-- Records supplied follows --

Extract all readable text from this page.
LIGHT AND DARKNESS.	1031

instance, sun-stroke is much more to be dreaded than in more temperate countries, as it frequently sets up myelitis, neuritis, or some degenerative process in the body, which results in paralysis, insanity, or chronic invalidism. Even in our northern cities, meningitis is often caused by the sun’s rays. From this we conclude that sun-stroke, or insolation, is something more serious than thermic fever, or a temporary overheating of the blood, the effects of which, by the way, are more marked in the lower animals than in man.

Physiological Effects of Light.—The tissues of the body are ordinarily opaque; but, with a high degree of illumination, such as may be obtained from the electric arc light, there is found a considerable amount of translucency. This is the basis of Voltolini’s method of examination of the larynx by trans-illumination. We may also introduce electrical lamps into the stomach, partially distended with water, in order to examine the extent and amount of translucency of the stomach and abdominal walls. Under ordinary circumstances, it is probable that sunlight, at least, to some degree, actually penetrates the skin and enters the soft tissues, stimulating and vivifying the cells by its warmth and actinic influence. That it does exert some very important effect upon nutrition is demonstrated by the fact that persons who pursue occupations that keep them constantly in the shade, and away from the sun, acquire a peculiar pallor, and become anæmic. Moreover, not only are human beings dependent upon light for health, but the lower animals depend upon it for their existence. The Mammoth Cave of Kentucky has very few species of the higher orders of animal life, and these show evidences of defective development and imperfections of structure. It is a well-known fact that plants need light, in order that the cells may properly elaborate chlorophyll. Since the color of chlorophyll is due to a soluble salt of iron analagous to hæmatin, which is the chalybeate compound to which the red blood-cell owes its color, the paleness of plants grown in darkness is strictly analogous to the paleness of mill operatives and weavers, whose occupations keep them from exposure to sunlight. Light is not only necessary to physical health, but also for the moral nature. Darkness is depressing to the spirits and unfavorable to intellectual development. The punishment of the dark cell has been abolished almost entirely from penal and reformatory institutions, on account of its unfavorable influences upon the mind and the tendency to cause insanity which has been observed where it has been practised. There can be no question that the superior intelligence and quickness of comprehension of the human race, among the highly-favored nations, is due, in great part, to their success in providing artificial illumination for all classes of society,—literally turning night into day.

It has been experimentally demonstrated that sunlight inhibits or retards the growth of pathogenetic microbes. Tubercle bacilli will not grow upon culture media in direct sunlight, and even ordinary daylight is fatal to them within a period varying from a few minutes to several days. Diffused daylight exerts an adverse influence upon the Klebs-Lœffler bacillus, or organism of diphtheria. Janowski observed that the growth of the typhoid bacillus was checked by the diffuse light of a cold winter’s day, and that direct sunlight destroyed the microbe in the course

-- Records supplied concluded --

Exercise description: The full listing should be output exactly, line for line.

Answer box:
Extract all readable text from this page.
LIGHT AND DARKNESS.	1031

instance, sun-stroke is much more to be dreaded than in more temperate countries, as it frequently sets up myelitis, neuritis, or some degenerative process in the body, which results in paralysis, insanity, or chronic invalidism. Even in our northern cities, meningitis is often caused by the sun’s rays. From this we conclude that sun-stroke, or insolation, is something more serious than thermic fever, or a temporary overheating of the blood, the effects of which, by the way, are more marked in the lower animals than in man.

Physiological Effects of Light.—The tissues of the body are ordinarily opaque; but, with a high degree of illumination, such as may be obtained from the electric arc light, there is found a considerable amount of translucency. This is the basis of Voltolini’s method of examination of the larynx by trans-illumination. We may also introduce electrical lamps into the stomach, partially distended with water, in order to examine the extent and amount of translucency of the stomach and abdominal walls. Under ordinary circumstances, it is probable that sunlight, at least, to some degree, actually penetrates the skin and enters the soft tissues, stimulating and vivifying the cells by its warmth and actinic influence. That it does exert some very important effect upon nutrition is demonstrated by the fact that persons who pursue occupations that keep them constantly in the shade, and away from the sun, acquire a peculiar pallor, and become anæmic. Moreover, not only are human beings dependent upon light for health, but the lower animals depend upon it for their existence. The Mammoth Cave of Kentucky has very few species of the higher orders of animal life, and these show evidences of defective development and imperfections of structure. It is a well-known fact that plants need light, in order that the cells may properly elaborate chlorophyll. Since the color of chlorophyll is due to a soluble salt of iron analagous to hæmatin, which is the chalybeate compound to which the red blood-cell owes its color, the paleness of plants grown in darkness is strictly analogous to the paleness of mill operatives and weavers, whose occupations keep them from exposure to sunlight. Light is not only necessary to physical health, but also for the moral nature. Darkness is depressing to the spirits and unfavorable to intellectual development. The punishment of the dark cell has been abolished almost entirely from penal and reformatory institutions, on account of its unfavorable influences upon the mind and the tendency to cause insanity which has been observed where it has been practised. There can be no question that the superior intelligence and quickness of comprehension of the human race, among the highly-favored nations, is due, in great part, to their success in providing artificial illumination for all classes of society,—literally turning night into day.

It has been experimentally demonstrated that sunlight inhibits or retards the growth of pathogenetic microbes. Tubercle bacilli will not grow upon culture media in direct sunlight, and even ordinary daylight is fatal to them within a period varying from a few minutes to several days. Diffused daylight exerts an adverse influence upon the Klebs-Lœffler bacillus, or organism of diphtheria. Janowski observed that the growth of the typhoid bacillus was checked by the diffuse light of a cold winter’s day, and that direct sunlight destroyed the microbe in the course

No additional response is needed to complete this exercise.